# Records for processing start

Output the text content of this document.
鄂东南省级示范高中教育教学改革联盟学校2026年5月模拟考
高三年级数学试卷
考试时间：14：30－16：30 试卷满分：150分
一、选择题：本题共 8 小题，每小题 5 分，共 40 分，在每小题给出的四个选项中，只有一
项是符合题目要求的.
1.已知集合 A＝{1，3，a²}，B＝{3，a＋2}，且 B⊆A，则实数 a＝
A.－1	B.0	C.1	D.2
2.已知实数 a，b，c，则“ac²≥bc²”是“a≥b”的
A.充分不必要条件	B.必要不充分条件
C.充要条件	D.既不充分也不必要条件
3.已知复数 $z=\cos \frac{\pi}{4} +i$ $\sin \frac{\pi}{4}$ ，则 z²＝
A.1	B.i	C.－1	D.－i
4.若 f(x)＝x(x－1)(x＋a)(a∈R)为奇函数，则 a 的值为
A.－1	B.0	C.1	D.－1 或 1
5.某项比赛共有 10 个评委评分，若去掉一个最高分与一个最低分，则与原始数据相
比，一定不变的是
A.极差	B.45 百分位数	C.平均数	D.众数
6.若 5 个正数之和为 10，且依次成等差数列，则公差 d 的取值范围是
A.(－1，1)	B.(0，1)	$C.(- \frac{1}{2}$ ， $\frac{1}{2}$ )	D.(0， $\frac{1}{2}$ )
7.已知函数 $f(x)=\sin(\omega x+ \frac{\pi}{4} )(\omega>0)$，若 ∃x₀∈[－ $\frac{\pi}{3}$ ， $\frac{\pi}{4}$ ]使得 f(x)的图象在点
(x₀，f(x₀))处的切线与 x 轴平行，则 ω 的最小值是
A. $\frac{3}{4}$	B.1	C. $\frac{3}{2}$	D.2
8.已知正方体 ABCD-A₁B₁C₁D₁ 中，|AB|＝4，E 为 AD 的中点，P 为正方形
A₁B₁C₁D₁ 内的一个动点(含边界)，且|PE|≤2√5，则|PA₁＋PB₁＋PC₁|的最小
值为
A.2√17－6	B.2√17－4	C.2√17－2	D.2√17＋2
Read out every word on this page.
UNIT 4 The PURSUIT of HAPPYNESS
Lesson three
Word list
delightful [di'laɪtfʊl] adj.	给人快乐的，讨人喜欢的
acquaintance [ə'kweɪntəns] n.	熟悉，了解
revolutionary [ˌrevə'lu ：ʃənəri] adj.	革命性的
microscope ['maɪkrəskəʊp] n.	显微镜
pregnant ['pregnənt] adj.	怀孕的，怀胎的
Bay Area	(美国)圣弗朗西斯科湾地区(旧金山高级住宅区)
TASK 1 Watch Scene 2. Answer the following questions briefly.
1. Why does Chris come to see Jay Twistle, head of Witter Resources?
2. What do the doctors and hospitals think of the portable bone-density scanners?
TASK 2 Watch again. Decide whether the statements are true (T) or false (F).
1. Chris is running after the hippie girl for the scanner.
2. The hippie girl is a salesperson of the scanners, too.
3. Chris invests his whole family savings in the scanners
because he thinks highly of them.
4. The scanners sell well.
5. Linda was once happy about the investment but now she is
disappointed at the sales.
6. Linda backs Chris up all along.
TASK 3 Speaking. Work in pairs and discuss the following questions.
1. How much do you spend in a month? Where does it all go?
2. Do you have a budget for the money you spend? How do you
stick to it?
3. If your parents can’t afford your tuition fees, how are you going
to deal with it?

# Records for processing end

Task objective:
Repeat exactly, and only, the lines from the line containing "Read out every word on this page." through the last line of the records above, both included.

Answer to this problem:
Read out every word on this page.
UNIT 4 The PURSUIT of HAPPYNESS
Lesson three
Word list
delightful [di'laɪtfʊl] adj.	给人快乐的，讨人喜欢的
acquaintance [ə'kweɪntəns] n.	熟悉，了解
revolutionary [ˌrevə'lu ：ʃənəri] adj.	革命性的
microscope ['maɪkrəskəʊp] n.	显微镜
pregnant ['pregnənt] adj.	怀孕的，怀胎的
Bay Area	(美国)圣弗朗西斯科湾地区(旧金山高级住宅区)
TASK 1 Watch Scene 2. Answer the following questions briefly.
1. Why does Chris come to see Jay Twistle, head of Witter Resources?
2. What do the doctors and hospitals think of the portable bone-density scanners?
TASK 2 Watch again. Decide whether the statements are true (T) or false (F).
1. Chris is running after the hippie girl for the scanner.
2. The hippie girl is a salesperson of the scanners, too.
3. Chris invests his whole family savings in the scanners
because he thinks highly of them.
4. The scanners sell well.
5. Linda was once happy about the investment but now she is
disappointed at the sales.
6. Linda backs Chris up all along.
TASK 3 Speaking. Work in pairs and discuss the following questions.
1. How much do you spend in a month? Where does it all go?
2. Do you have a budget for the money you spend? How do you
stick to it?
3. If your parents can’t afford your tuition fees, how are you going
to deal with it?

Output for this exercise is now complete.